- _TASK TO CARRY OUT_
Copy every line of the data that includes the string "screenshot".

- _DATA RECORDS_

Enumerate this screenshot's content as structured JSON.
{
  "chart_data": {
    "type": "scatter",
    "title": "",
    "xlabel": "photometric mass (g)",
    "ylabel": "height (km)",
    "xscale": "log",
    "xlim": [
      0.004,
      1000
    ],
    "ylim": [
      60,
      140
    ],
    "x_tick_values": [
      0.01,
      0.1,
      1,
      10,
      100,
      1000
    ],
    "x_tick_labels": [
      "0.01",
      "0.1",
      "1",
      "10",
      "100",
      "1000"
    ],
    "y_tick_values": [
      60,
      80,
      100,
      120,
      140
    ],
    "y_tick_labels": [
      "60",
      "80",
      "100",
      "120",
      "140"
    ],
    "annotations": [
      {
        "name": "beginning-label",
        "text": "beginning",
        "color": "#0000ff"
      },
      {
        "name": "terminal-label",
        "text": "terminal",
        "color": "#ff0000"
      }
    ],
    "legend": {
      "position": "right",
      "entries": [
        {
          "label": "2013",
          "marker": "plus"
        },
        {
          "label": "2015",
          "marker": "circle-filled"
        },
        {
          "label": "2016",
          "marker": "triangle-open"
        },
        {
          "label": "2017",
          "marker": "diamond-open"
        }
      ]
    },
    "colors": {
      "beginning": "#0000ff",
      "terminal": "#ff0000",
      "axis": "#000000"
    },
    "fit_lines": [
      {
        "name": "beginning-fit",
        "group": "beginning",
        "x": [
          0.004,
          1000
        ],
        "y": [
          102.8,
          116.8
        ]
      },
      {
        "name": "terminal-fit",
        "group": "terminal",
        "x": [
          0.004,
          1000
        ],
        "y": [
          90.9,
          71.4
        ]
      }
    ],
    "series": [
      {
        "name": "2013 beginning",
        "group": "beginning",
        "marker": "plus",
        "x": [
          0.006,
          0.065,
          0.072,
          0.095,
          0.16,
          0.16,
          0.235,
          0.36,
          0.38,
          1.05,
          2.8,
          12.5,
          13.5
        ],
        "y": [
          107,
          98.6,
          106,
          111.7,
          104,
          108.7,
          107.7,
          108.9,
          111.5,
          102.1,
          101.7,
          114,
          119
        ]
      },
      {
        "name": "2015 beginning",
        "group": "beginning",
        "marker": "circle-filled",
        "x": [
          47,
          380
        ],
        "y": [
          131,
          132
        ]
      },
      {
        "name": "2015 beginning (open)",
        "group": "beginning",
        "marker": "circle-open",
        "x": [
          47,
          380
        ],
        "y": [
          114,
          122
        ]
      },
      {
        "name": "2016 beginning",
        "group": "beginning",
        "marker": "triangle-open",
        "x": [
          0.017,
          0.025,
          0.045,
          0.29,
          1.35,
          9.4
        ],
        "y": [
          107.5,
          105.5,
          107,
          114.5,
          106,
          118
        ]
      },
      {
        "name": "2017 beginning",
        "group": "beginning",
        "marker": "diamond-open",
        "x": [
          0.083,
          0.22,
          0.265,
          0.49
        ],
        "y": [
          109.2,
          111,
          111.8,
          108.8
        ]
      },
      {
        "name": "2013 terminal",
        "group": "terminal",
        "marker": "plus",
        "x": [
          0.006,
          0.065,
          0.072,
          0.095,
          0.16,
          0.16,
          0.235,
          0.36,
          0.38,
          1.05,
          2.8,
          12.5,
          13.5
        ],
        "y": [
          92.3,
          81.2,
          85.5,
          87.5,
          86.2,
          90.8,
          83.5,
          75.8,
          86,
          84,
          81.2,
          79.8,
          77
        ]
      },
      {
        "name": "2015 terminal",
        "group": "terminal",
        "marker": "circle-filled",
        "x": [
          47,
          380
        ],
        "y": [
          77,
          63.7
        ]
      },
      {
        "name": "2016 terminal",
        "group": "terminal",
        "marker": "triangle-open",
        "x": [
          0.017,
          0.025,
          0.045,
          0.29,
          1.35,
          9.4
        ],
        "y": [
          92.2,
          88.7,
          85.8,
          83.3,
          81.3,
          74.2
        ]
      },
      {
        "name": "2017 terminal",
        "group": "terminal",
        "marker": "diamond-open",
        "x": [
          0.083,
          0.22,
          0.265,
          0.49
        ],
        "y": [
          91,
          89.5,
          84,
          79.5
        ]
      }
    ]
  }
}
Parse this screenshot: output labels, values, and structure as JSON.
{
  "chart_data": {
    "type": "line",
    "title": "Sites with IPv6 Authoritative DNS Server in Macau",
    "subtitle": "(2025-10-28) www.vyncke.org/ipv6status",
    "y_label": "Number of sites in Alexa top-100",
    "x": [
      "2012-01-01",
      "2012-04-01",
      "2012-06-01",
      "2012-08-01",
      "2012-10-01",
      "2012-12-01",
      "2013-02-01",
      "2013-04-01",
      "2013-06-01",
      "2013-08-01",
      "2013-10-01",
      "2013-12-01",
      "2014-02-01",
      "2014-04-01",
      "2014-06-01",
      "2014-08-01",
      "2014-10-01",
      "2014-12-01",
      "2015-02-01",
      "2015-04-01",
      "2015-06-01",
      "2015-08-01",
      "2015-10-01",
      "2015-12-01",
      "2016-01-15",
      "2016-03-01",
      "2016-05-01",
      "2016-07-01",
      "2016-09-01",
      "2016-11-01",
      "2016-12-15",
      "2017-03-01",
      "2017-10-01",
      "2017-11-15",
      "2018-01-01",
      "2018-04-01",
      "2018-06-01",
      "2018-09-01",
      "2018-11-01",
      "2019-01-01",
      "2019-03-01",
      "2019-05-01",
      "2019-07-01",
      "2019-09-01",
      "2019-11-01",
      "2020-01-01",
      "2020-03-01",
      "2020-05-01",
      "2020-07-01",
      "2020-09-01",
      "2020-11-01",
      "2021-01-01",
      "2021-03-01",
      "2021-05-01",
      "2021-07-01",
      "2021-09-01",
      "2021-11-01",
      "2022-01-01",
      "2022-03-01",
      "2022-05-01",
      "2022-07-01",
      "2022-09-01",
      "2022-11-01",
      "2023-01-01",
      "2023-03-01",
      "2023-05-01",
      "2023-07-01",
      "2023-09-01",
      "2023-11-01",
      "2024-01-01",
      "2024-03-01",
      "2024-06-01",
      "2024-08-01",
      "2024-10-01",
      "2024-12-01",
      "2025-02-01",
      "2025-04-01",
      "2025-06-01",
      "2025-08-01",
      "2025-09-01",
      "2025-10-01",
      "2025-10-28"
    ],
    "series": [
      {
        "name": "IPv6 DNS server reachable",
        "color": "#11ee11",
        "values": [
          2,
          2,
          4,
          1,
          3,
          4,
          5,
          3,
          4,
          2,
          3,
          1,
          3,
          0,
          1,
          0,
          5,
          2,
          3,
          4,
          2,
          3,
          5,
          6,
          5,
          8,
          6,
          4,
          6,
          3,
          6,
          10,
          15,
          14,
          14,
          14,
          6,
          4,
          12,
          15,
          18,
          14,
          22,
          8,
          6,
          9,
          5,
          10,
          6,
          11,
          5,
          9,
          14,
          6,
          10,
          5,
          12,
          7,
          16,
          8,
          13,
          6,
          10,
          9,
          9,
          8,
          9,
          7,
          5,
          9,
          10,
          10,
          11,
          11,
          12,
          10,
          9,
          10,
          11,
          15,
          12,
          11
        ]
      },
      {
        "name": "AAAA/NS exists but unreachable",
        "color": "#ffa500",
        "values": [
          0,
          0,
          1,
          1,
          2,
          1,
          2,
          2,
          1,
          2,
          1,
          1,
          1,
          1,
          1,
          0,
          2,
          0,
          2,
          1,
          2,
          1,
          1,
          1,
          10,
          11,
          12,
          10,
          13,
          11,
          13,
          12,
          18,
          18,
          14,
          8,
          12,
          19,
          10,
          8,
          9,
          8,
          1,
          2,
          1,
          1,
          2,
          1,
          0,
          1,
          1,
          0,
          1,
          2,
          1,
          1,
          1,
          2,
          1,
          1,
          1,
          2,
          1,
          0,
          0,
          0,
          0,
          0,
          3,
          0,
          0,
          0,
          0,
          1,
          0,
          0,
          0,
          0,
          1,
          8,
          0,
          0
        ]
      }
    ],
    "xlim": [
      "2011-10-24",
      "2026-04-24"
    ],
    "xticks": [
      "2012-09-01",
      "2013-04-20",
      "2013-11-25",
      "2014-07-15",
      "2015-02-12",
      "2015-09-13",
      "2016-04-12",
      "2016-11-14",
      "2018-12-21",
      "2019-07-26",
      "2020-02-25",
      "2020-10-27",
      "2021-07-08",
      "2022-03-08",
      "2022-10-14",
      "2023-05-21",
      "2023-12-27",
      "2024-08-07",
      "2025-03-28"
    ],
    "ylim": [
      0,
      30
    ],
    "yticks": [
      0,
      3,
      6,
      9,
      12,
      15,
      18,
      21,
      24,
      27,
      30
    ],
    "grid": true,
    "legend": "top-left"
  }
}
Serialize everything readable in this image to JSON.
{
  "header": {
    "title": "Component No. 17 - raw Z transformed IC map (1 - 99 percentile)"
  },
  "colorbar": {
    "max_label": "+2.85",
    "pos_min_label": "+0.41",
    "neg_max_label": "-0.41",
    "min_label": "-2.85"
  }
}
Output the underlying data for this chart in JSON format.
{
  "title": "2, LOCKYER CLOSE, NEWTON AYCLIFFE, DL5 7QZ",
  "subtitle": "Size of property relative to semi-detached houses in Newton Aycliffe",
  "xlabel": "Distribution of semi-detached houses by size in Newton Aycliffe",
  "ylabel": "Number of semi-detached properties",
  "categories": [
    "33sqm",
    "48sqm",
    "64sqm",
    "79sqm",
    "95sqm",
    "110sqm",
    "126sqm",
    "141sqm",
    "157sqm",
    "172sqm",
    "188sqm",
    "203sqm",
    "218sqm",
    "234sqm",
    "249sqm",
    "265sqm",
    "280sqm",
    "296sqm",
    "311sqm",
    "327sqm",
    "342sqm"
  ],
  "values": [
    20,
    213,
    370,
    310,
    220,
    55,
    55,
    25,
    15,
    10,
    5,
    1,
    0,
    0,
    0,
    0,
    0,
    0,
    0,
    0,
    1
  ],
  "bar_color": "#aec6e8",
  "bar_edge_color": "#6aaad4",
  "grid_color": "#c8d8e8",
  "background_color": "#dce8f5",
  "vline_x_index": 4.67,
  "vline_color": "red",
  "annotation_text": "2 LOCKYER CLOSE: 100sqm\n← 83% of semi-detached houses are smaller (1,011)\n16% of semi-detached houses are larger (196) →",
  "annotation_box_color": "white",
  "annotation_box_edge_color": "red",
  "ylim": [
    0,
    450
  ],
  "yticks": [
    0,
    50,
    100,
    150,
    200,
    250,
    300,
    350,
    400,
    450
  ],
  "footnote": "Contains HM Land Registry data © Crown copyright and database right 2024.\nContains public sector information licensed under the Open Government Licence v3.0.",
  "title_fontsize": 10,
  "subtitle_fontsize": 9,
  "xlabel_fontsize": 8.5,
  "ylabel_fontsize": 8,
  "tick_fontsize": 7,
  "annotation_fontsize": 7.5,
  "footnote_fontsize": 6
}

- _WRITTEN SOLUTION_
Enumerate this screenshot's content as structured JSON.
Parse this screenshot: output labels, values, and structure as JSON.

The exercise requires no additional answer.